== TASK TO COMPLETE ==
Write out each entry, exactly the way it appears.

- - -

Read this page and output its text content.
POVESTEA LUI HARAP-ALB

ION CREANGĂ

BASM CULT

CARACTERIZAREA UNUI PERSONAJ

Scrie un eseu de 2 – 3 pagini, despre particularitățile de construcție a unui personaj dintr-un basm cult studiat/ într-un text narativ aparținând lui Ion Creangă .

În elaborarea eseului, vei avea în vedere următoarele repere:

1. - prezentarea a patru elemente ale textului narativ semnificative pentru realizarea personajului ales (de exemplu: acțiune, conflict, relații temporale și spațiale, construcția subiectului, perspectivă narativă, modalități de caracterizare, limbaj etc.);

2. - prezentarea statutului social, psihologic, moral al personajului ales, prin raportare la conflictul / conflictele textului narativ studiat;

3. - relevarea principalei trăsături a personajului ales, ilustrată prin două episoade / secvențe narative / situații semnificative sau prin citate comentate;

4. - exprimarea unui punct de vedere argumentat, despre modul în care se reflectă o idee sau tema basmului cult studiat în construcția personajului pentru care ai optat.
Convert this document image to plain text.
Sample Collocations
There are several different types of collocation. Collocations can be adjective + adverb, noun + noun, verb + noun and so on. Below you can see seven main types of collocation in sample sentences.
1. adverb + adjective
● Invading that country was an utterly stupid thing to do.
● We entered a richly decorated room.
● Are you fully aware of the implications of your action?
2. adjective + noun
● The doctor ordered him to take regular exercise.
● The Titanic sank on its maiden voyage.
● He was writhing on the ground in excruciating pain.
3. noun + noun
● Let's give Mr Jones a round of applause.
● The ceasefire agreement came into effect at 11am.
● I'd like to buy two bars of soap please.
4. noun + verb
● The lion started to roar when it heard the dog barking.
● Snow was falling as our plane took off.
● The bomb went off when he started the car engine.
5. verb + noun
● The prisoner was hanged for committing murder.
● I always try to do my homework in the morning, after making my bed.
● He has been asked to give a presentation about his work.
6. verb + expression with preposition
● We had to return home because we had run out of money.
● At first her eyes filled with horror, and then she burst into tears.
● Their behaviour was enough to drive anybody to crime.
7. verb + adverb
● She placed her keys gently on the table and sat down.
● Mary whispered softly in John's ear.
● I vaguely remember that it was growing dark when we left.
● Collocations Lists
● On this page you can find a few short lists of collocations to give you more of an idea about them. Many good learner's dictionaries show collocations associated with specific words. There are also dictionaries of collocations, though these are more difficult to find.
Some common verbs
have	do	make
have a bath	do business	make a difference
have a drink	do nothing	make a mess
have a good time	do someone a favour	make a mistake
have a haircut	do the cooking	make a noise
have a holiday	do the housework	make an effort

- - -

== RESULT OF THIS TASK ==
Read this page and output its text content.
POVESTEA LUI HARAP-ALB

ION CREANGĂ

BASM CULT

CARACTERIZAREA UNUI PERSONAJ

Scrie un eseu de 2 – 3 pagini, despre particularitățile de construcție a unui personaj dintr-un basm cult studiat/ într-un text narativ aparținând lui Ion Creangă .

În elaborarea eseului, vei avea în vedere următoarele repere:

1. - prezentarea a patru elemente ale textului narativ semnificative pentru realizarea personajului ales (de exemplu: acțiune, conflict, relații temporale și spațiale, construcția subiectului, perspectivă narativă, modalități de caracterizare, limbaj etc.);

2. - prezentarea statutului social, psihologic, moral al personajului ales, prin raportare la conflictul / conflictele textului narativ studiat;

3. - relevarea principalei trăsături a personajului ales, ilustrată prin două episoade / secvențe narative / situații semnificative sau prin citate comentate;

4. - exprimarea unui punct de vedere argumentat, despre modul în care se reflectă o idee sau tema basmului cult studiat în construcția personajului pentru care ai optat.
Convert this document image to plain text.
Sample Collocations
There are several different types of collocation. Collocations can be adjective + adverb, noun + noun, verb + noun and so on. Below you can see seven main types of collocation in sample sentences.
1. adverb + adjective
● Invading that country was an utterly stupid thing to do.
● We entered a richly decorated room.
● Are you fully aware of the implications of your action?
2. adjective + noun
● The doctor ordered him to take regular exercise.
● The Titanic sank on its maiden voyage.
● He was writhing on the ground in excruciating pain.
3. noun + noun
● Let's give Mr Jones a round of applause.
● The ceasefire agreement came into effect at 11am.
● I'd like to buy two bars of soap please.
4. noun + verb
● The lion started to roar when it heard the dog barking.
● Snow was falling as our plane took off.
● The bomb went off when he started the car engine.
5. verb + noun
● The prisoner was hanged for committing murder.
● I always try to do my homework in the morning, after making my bed.
● He has been asked to give a presentation about his work.
6. verb + expression with preposition
● We had to return home because we had run out of money.
● At first her eyes filled with horror, and then she burst into tears.
● Their behaviour was enough to drive anybody to crime.
7. verb + adverb
● She placed her keys gently on the table and sat down.
● Mary whispered softly in John's ear.
● I vaguely remember that it was growing dark when we left.
● Collocations Lists
● On this page you can find a few short lists of collocations to give you more of an idea about them. Many good learner's dictionaries show collocations associated with specific words. There are also dictionaries of collocations, though these are more difficult to find.
Some common verbs
have	do	make
have a bath	do business	make a difference
have a drink	do nothing	make a mess
have a good time	do someone a favour	make a mistake
have a haircut	do the cooking	make a noise
have a holiday	do the housework	make an effort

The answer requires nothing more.